BEGIN SUPPLIED DATA

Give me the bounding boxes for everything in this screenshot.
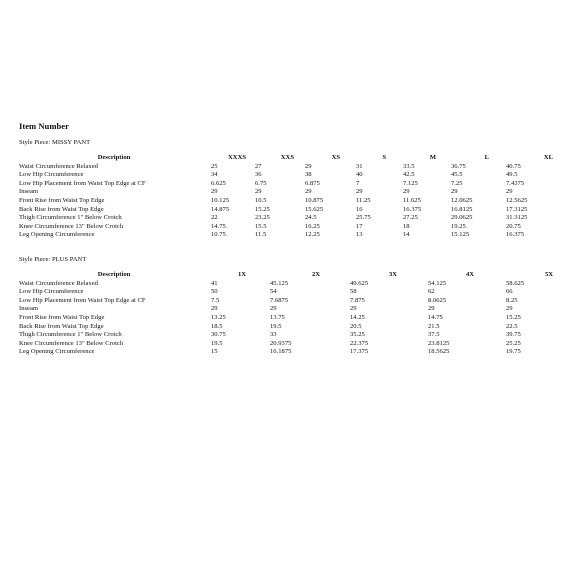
measurement-value: 16 <box>356 205 363 213</box>
measurement-value: 29 <box>506 305 513 313</box>
measurement-value: 11.25 <box>356 196 371 204</box>
measurement-value: 66 <box>506 288 513 296</box>
measurement-value: 29 <box>506 188 513 196</box>
measurement-value: 15 <box>211 348 218 356</box>
measurement-value: 16.375 <box>506 231 525 239</box>
measurement-value: 18.5625 <box>428 348 450 356</box>
table-row <box>19 314 559 323</box>
size-header-4x: 4X <box>465 271 474 278</box>
measurement-label: Low Hip Placement from Waist Top Edge at CF <box>19 179 146 187</box>
table-row <box>19 214 559 223</box>
measurement-value: 20.75 <box>506 222 521 230</box>
measurement-value: 7.875 <box>350 296 365 304</box>
measurement-value: 13.25 <box>211 313 226 321</box>
measurement-value: 45.125 <box>270 279 289 287</box>
measurement-value: 7.5 <box>211 296 220 304</box>
measurement-value: 16.25 <box>305 222 320 230</box>
measurement-value: 23.25 <box>255 214 270 222</box>
table-header-row <box>19 271 559 280</box>
measurement-label: Inseam <box>19 188 39 196</box>
measurement-value: 10.875 <box>305 196 324 204</box>
measurement-value: 14.75 <box>428 313 443 321</box>
measurement-label: Waist Circumference Relaxed <box>19 162 98 170</box>
measurement-value: 15.625 <box>305 205 324 213</box>
measurement-value: 29 <box>350 305 357 313</box>
style-piece-label: Style Piece: PLUS PANT <box>19 256 87 263</box>
table-row <box>19 288 559 297</box>
measurement-value: 49.5 <box>506 171 518 179</box>
measurement-value: 10.125 <box>211 196 230 204</box>
measurement-value: 54.125 <box>428 279 447 287</box>
measurement-value: 49.625 <box>350 279 369 287</box>
table-row <box>19 197 559 206</box>
measurement-value: 36 <box>255 171 262 179</box>
measurement-value: 15.25 <box>506 313 521 321</box>
measurement-value: 22.375 <box>350 339 369 347</box>
table-row <box>19 348 559 357</box>
measurement-value: 29 <box>356 188 363 196</box>
measurement-value: 22.5 <box>506 322 518 330</box>
measurement-value: 25.25 <box>506 339 521 347</box>
size-header-1x: 1X <box>237 271 246 278</box>
table-row <box>19 340 559 349</box>
table-row <box>19 188 559 197</box>
measurement-value: 58 <box>350 288 357 296</box>
size-header-m: M <box>429 154 436 161</box>
measurement-value: 16.375 <box>403 205 422 213</box>
measurement-value: 29.0625 <box>451 214 473 222</box>
measurement-value: 23.8125 <box>428 339 450 347</box>
measurement-value: 14.875 <box>211 205 230 213</box>
measurement-value: 7.125 <box>403 179 418 187</box>
measurement-label: Low Hip Circumference <box>19 171 84 179</box>
table-row <box>19 171 559 180</box>
measurement-value: 6.75 <box>255 179 267 187</box>
measurement-value: 58.625 <box>506 279 525 287</box>
measurement-value: 7.4375 <box>506 179 525 187</box>
measurement-label: Thigh Circumference 1" Below Crotch <box>19 331 122 339</box>
measurement-value: 17 <box>356 222 363 230</box>
measurement-value: 29 <box>270 305 277 313</box>
table-row <box>19 223 559 232</box>
measurement-label: Inseam <box>19 305 39 313</box>
size-table-plus <box>19 271 559 357</box>
measurement-label: Leg Opening Circumference <box>19 348 95 356</box>
measurement-value: 18 <box>403 222 410 230</box>
measurement-value: 19.75 <box>506 348 521 356</box>
measurement-value: 42.5 <box>403 171 415 179</box>
size-header-xxs: XXS <box>280 154 294 161</box>
measurement-value: 25.75 <box>356 214 371 222</box>
measurement-value: 7.25 <box>451 179 463 187</box>
measurement-value: 40.75 <box>506 162 521 170</box>
measurement-value: 15.25 <box>255 205 270 213</box>
measurement-value: 27 <box>255 162 262 170</box>
measurement-value: 29 <box>255 188 262 196</box>
measurement-value: 17.3125 <box>506 205 528 213</box>
measurement-value: 54 <box>270 288 277 296</box>
document-title: Item Number <box>19 121 69 131</box>
measurement-value: 15.125 <box>451 231 470 239</box>
measurement-value: 8.25 <box>506 296 518 304</box>
measurement-value: 39.75 <box>506 331 521 339</box>
measurement-label: Front Rise from Waist Top Edge <box>19 313 105 321</box>
measurement-value: 29 <box>403 188 410 196</box>
description-header: Description <box>97 154 131 161</box>
measurement-value: 30.75 <box>211 331 226 339</box>
measurement-value: 14.75 <box>211 222 226 230</box>
measurement-value: 45.5 <box>451 171 463 179</box>
size-table-missy <box>19 154 559 240</box>
measurement-value: 8.0625 <box>428 296 447 304</box>
measurement-label: Back Rise from Waist Top Edge <box>19 205 104 213</box>
measurement-value: 34 <box>211 171 218 179</box>
measurement-value: 18.5 <box>211 322 223 330</box>
measurement-value: 36.75 <box>451 162 466 170</box>
measurement-value: 10.75 <box>211 231 226 239</box>
measurement-value: 20.5 <box>350 322 362 330</box>
measurement-value: 16.8125 <box>451 205 473 213</box>
table-row <box>19 305 559 314</box>
size-header-xl: XL <box>543 154 553 161</box>
measurement-value: 25 <box>211 162 218 170</box>
table-header-row <box>19 154 559 163</box>
table-row <box>19 231 559 240</box>
measurement-value: 12.0625 <box>451 196 473 204</box>
measurement-value: 6.875 <box>305 179 320 187</box>
table-row <box>19 323 559 332</box>
measurement-value: 29 <box>211 188 218 196</box>
measurement-label: Thigh Circumference 1" Below Crotch <box>19 214 122 222</box>
measurement-label: Front Rise from Waist Top Edge <box>19 196 105 204</box>
measurement-value: 16.1875 <box>270 348 292 356</box>
measurement-value: 31 <box>356 162 363 170</box>
measurement-label: Leg Opening Circumference <box>19 231 95 239</box>
measurement-value: 40 <box>356 171 363 179</box>
size-header-xxxs: XXXS <box>228 154 246 161</box>
measurement-value: 15.5 <box>255 222 267 230</box>
table-row <box>19 280 559 289</box>
measurement-value: 24.5 <box>305 214 317 222</box>
measurement-value: 50 <box>211 288 218 296</box>
measurement-value: 33 <box>270 331 277 339</box>
measurement-value: 13 <box>356 231 363 239</box>
measurement-value: 29 <box>428 305 435 313</box>
table-row <box>19 331 559 340</box>
measurement-label: Low Hip Circumference <box>19 288 84 296</box>
size-header-3x: 3X <box>388 271 397 278</box>
measurement-value: 17.375 <box>350 348 369 356</box>
measurement-value: 13.75 <box>270 313 285 321</box>
measurement-value: 7 <box>356 179 360 187</box>
measurement-label: Back Rise from Waist Top Edge <box>19 322 104 330</box>
measurement-value: 19.5 <box>211 339 223 347</box>
measurement-value: 29 <box>211 305 218 313</box>
measurement-value: 14.25 <box>350 313 365 321</box>
measurement-value: 14 <box>403 231 410 239</box>
table-row <box>19 163 559 172</box>
description-header: Description <box>97 271 131 278</box>
measurement-label: Knee Circumference 13" Below Crotch <box>19 222 124 230</box>
style-piece-label: Style Piece: MISSY PANT <box>19 139 91 146</box>
measurement-value: 31.3125 <box>506 214 528 222</box>
measurement-label: Low Hip Placement from Waist Top Edge at CF <box>19 296 146 304</box>
size-header-2x: 2X <box>311 271 320 278</box>
measurement-label: Knee Circumference 13" Below Crotch <box>19 339 124 347</box>
size-header-5x: 5X <box>544 271 553 278</box>
measurement-value: 62 <box>428 288 435 296</box>
measurement-value: 11.625 <box>403 196 421 204</box>
measurement-value: 27.25 <box>403 214 418 222</box>
size-header-s: S <box>382 154 386 161</box>
size-header-l: L <box>484 154 489 161</box>
measurement-value: 22 <box>211 214 218 222</box>
table-row <box>19 297 559 306</box>
table-row <box>19 180 559 189</box>
measurement-label: Waist Circumference Relaxed <box>19 279 98 287</box>
measurement-value: 12.5625 <box>506 196 528 204</box>
measurement-value: 21.5 <box>428 322 440 330</box>
measurement-value: 7.6875 <box>270 296 289 304</box>
measurement-value: 38 <box>305 171 312 179</box>
measurement-value: 19.25 <box>451 222 466 230</box>
size-header-xs: XS <box>331 154 340 161</box>
measurement-value: 19.5 <box>270 322 282 330</box>
measurement-value: 6.625 <box>211 179 226 187</box>
table-row <box>19 206 559 215</box>
measurement-value: 37.5 <box>428 331 440 339</box>
measurement-value: 29 <box>451 188 458 196</box>
measurement-value: 29 <box>305 188 312 196</box>
measurement-value: 20.9375 <box>270 339 292 347</box>
measurement-value: 41 <box>211 279 218 287</box>
measurement-value: 11.5 <box>255 231 267 239</box>
measurement-value: 35.25 <box>350 331 365 339</box>
measurement-value: 29 <box>305 162 312 170</box>
measurement-value: 12.25 <box>305 231 320 239</box>
measurement-value: 33.5 <box>403 162 415 170</box>
measurement-value: 10.5 <box>255 196 267 204</box>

END SUPPLIED DATA

AIM OF THE TASK »
Rewrite the stretch of the data from "measurement-value: 16 <box>356" through "measurement-value: 16.375 <box>506", substituting "dimension-value" for "measurement-value" and leaving everything else unchanged. Return only those lines.

EXERCISE ANSWER »
dimension-value: 16 <box>356 205 363 213</box>
dimension-value: 29 <box>506 305 513 313</box>
dimension-value: 11.25 <box>356 196 371 204</box>
dimension-value: 66 <box>506 288 513 296</box>
dimension-value: 29 <box>506 188 513 196</box>
dimension-value: 15 <box>211 348 218 356</box>
dimension-value: 16.375 <box>506 231 525 239</box>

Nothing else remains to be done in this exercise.